■ **Supplied records**:
====

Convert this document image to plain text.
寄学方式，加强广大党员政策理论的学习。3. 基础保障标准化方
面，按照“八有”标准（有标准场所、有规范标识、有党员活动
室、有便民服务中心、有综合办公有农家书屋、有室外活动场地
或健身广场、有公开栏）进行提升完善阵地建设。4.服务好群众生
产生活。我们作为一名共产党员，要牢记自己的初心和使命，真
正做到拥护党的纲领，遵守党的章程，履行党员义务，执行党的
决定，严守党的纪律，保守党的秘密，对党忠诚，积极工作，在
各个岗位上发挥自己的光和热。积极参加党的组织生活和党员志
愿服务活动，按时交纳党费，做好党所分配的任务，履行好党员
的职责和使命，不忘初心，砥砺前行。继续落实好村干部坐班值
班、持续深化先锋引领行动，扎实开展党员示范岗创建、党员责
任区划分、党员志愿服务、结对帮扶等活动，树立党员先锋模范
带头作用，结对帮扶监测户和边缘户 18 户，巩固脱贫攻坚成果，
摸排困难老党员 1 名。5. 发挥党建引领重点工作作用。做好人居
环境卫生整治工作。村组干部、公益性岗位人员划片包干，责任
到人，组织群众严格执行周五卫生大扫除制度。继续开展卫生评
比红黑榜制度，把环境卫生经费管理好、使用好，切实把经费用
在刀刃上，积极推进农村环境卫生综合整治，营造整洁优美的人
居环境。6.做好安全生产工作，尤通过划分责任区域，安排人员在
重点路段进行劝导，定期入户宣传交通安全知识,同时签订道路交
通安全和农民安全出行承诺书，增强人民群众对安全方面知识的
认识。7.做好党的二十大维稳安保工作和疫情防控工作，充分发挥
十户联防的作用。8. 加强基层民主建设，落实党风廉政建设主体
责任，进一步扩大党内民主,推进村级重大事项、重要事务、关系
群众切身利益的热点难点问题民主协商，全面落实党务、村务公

====

Return all the data above once more, precisely as given.

Convert this document image to plain text.
寄学方式，加强广大党员政策理论的学习。3. 基础保障标准化方
面，按照“八有”标准（有标准场所、有规范标识、有党员活动
室、有便民服务中心、有综合办公有农家书屋、有室外活动场地
或健身广场、有公开栏）进行提升完善阵地建设。4.服务好群众生
产生活。我们作为一名共产党员，要牢记自己的初心和使命，真
正做到拥护党的纲领，遵守党的章程，履行党员义务，执行党的
决定，严守党的纪律，保守党的秘密，对党忠诚，积极工作，在
各个岗位上发挥自己的光和热。积极参加党的组织生活和党员志
愿服务活动，按时交纳党费，做好党所分配的任务，履行好党员
的职责和使命，不忘初心，砥砺前行。继续落实好村干部坐班值
班、持续深化先锋引领行动，扎实开展党员示范岗创建、党员责
任区划分、党员志愿服务、结对帮扶等活动，树立党员先锋模范
带头作用，结对帮扶监测户和边缘户 18 户，巩固脱贫攻坚成果，
摸排困难老党员 1 名。5. 发挥党建引领重点工作作用。做好人居
环境卫生整治工作。村组干部、公益性岗位人员划片包干，责任
到人，组织群众严格执行周五卫生大扫除制度。继续开展卫生评
比红黑榜制度，把环境卫生经费管理好、使用好，切实把经费用
在刀刃上，积极推进农村环境卫生综合整治，营造整洁优美的人
居环境。6.做好安全生产工作，尤通过划分责任区域，安排人员在
重点路段进行劝导，定期入户宣传交通安全知识,同时签订道路交
通安全和农民安全出行承诺书，增强人民群众对安全方面知识的
认识。7.做好党的二十大维稳安保工作和疫情防控工作，充分发挥
十户联防的作用。8. 加强基层民主建设，落实党风廉政建设主体
责任，进一步扩大党内民主,推进村级重大事项、重要事务、关系
群众切身利益的热点难点问题民主协商，全面落实党务、村务公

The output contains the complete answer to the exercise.